__GIVEN ENTRIES__
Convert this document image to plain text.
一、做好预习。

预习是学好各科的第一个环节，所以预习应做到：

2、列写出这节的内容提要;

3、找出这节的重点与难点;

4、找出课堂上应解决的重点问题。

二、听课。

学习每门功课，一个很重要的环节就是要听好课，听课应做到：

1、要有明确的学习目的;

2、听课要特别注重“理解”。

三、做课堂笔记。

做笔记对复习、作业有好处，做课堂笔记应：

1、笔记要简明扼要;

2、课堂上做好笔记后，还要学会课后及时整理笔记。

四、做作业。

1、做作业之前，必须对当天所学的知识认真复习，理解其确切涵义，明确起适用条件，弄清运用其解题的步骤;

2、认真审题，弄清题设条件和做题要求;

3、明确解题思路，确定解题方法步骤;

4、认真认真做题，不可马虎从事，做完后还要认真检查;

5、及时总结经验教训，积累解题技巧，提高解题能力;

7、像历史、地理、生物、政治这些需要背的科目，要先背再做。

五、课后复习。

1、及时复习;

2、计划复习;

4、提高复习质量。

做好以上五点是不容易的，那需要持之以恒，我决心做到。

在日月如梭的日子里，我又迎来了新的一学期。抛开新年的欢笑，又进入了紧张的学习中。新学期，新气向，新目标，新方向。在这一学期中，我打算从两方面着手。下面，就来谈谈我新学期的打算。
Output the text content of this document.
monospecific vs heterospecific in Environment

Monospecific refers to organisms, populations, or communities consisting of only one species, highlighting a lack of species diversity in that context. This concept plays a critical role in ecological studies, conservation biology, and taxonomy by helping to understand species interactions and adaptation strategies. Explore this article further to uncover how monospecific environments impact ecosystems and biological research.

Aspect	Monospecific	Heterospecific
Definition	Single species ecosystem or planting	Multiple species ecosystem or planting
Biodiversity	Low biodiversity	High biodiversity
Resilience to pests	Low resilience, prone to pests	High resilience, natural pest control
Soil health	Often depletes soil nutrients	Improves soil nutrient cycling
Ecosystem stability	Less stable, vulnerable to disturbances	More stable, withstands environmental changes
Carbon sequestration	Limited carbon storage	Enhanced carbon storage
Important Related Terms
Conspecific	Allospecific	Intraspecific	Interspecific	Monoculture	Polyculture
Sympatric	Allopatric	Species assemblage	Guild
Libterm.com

__SET TASK__
Your task is to retype all the records above with nothing left out.

__OUTPUT OF THE TASK__
Convert this document image to plain text.
一、做好预习。

预习是学好各科的第一个环节，所以预习应做到：

2、列写出这节的内容提要;

3、找出这节的重点与难点;

4、找出课堂上应解决的重点问题。

二、听课。

学习每门功课，一个很重要的环节就是要听好课，听课应做到：

1、要有明确的学习目的;

2、听课要特别注重“理解”。

三、做课堂笔记。

做笔记对复习、作业有好处，做课堂笔记应：

1、笔记要简明扼要;

2、课堂上做好笔记后，还要学会课后及时整理笔记。

四、做作业。

1、做作业之前，必须对当天所学的知识认真复习，理解其确切涵义，明确起适用条件，弄清运用其解题的步骤;

2、认真审题，弄清题设条件和做题要求;

3、明确解题思路，确定解题方法步骤;

4、认真认真做题，不可马虎从事，做完后还要认真检查;

5、及时总结经验教训，积累解题技巧，提高解题能力;

7、像历史、地理、生物、政治这些需要背的科目，要先背再做。

五、课后复习。

1、及时复习;

2、计划复习;

4、提高复习质量。

做好以上五点是不容易的，那需要持之以恒，我决心做到。

在日月如梭的日子里，我又迎来了新的一学期。抛开新年的欢笑，又进入了紧张的学习中。新学期，新气向，新目标，新方向。在这一学期中，我打算从两方面着手。下面，就来谈谈我新学期的打算。
Output the text content of this document.
monospecific vs heterospecific in Environment

Monospecific refers to organisms, populations, or communities consisting of only one species, highlighting a lack of species diversity in that context. This concept plays a critical role in ecological studies, conservation biology, and taxonomy by helping to understand species interactions and adaptation strategies. Explore this article further to uncover how monospecific environments impact ecosystems and biological research.

Aspect	Monospecific	Heterospecific
Definition	Single species ecosystem or planting	Multiple species ecosystem or planting
Biodiversity	Low biodiversity	High biodiversity
Resilience to pests	Low resilience, prone to pests	High resilience, natural pest control
Soil health	Often depletes soil nutrients	Improves soil nutrient cycling
Ecosystem stability	Less stable, vulnerable to disturbances	More stable, withstands environmental changes
Carbon sequestration	Limited carbon storage	Enhanced carbon storage
Important Related Terms
Conspecific	Allospecific	Intraspecific	Interspecific	Monoculture	Polyculture
Sympatric	Allopatric	Species assemblage	Guild
Libterm.com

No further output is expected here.